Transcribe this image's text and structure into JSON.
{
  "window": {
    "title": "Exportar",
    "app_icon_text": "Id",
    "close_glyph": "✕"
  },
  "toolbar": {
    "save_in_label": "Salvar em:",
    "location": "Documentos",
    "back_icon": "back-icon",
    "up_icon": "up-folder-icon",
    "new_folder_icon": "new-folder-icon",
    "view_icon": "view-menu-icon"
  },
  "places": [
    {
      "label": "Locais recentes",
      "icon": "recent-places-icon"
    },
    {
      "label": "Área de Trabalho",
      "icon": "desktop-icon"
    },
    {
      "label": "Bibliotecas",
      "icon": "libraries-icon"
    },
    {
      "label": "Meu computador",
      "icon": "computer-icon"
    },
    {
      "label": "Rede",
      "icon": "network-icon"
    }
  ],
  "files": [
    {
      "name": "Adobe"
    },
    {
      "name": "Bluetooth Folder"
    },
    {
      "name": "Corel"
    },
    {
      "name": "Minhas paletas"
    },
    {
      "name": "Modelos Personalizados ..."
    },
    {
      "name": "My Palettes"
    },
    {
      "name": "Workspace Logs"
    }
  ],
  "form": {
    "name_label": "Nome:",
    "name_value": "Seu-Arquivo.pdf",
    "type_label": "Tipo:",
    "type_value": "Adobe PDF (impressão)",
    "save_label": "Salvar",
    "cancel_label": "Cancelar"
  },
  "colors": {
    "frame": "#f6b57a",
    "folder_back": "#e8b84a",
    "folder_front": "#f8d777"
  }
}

Written instruction |
Extract every entry above as it appears.

Answer in full |
Transcribe this image's text and structure into JSON.
{
  "window": {
    "title": "Exportar",
    "app_icon_text": "Id",
    "close_glyph": "✕"
  },
  "toolbar": {
    "save_in_label": "Salvar em:",
    "location": "Documentos",
    "back_icon": "back-icon",
    "up_icon": "up-folder-icon",
    "new_folder_icon": "new-folder-icon",
    "view_icon": "view-menu-icon"
  },
  "places": [
    {
      "label": "Locais recentes",
      "icon": "recent-places-icon"
    },
    {
      "label": "Área de Trabalho",
      "icon": "desktop-icon"
    },
    {
      "label": "Bibliotecas",
      "icon": "libraries-icon"
    },
    {
      "label": "Meu computador",
      "icon": "computer-icon"
    },
    {
      "label": "Rede",
      "icon": "network-icon"
    }
  ],
  "files": [
    {
      "name": "Adobe"
    },
    {
      "name": "Bluetooth Folder"
    },
    {
      "name": "Corel"
    },
    {
      "name": "Minhas paletas"
    },
    {
      "name": "Modelos Personalizados ..."
    },
    {
      "name": "My Palettes"
    },
    {
      "name": "Workspace Logs"
    }
  ],
  "form": {
    "name_label": "Nome:",
    "name_value": "Seu-Arquivo.pdf",
    "type_label": "Tipo:",
    "type_value": "Adobe PDF (impressão)",
    "save_label": "Salvar",
    "cancel_label": "Cancelar"
  },
  "colors": {
    "frame": "#f6b57a",
    "folder_back": "#e8b84a",
    "folder_front": "#f8d777"
  }
}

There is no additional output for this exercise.